** BEGIN Supplied records **
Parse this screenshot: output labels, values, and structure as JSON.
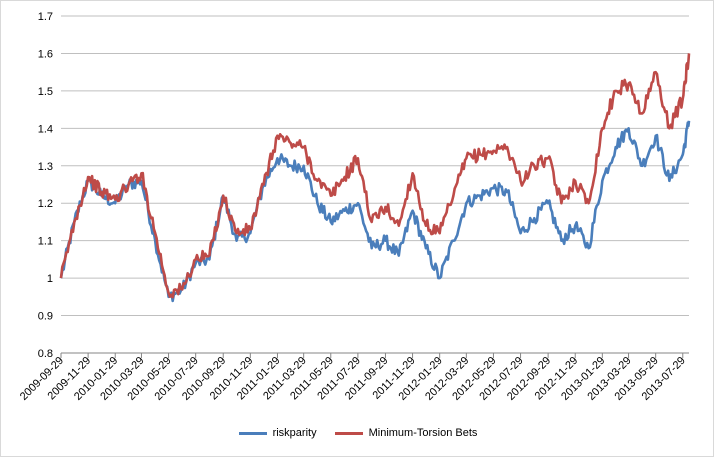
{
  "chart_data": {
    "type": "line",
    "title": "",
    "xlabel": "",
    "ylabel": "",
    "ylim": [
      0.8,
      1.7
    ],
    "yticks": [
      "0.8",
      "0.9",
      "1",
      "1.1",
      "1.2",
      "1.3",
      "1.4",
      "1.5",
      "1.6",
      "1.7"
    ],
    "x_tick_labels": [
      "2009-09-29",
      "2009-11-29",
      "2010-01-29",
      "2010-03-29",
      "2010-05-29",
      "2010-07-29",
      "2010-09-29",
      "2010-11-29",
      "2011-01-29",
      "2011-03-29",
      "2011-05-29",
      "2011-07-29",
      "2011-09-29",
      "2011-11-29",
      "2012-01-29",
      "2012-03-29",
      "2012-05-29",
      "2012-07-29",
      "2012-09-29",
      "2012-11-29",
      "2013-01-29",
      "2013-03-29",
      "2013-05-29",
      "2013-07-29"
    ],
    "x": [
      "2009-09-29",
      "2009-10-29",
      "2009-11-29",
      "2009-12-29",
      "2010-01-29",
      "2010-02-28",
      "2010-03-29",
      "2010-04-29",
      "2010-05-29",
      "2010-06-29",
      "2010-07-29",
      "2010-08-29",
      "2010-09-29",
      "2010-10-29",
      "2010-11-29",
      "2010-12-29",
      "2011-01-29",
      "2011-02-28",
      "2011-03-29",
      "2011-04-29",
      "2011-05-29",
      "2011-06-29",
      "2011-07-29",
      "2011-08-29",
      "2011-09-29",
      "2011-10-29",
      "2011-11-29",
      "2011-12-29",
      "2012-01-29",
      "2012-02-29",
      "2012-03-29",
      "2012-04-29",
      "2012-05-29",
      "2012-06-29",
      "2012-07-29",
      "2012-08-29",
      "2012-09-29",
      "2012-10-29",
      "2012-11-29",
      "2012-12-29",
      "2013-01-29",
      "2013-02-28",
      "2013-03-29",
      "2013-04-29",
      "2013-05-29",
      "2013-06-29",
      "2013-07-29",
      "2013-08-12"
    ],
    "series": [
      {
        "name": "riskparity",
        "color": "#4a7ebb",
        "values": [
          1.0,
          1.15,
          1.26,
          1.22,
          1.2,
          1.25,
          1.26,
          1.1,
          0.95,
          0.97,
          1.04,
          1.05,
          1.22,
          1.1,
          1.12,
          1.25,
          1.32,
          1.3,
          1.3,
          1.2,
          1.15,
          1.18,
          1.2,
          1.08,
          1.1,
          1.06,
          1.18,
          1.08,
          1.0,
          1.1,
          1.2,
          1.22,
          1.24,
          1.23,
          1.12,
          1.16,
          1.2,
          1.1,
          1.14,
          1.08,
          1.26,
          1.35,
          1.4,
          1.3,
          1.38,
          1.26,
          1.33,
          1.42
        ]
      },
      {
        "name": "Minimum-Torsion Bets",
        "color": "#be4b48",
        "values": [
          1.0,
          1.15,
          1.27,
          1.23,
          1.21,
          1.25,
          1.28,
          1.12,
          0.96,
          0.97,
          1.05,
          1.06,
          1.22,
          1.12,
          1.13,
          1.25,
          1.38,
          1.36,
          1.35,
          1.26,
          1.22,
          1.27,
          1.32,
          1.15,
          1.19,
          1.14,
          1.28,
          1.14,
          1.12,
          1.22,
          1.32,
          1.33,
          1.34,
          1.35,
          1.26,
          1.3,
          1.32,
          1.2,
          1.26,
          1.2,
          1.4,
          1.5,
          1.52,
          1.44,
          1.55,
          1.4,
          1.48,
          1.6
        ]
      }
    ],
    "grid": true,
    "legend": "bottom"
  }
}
** END Supplied records **
** BEGIN Supplied records **
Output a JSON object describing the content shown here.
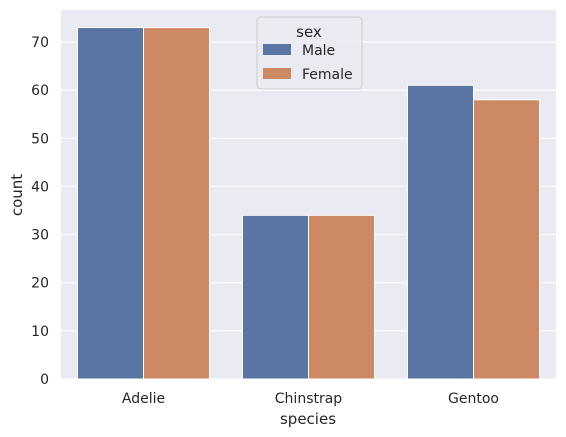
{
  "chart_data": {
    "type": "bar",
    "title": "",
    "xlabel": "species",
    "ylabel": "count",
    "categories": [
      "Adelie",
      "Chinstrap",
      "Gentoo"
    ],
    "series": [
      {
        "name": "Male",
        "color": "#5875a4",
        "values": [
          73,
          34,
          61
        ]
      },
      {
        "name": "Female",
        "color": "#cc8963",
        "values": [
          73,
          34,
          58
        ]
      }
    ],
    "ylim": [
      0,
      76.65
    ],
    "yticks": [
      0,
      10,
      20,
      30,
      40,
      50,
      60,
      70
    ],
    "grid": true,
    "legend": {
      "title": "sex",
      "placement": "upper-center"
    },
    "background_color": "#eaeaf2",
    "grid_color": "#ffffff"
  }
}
** END Supplied records **
Direction: Give only the number of lines in the entries that contain "name".

Answer to the exercise: 4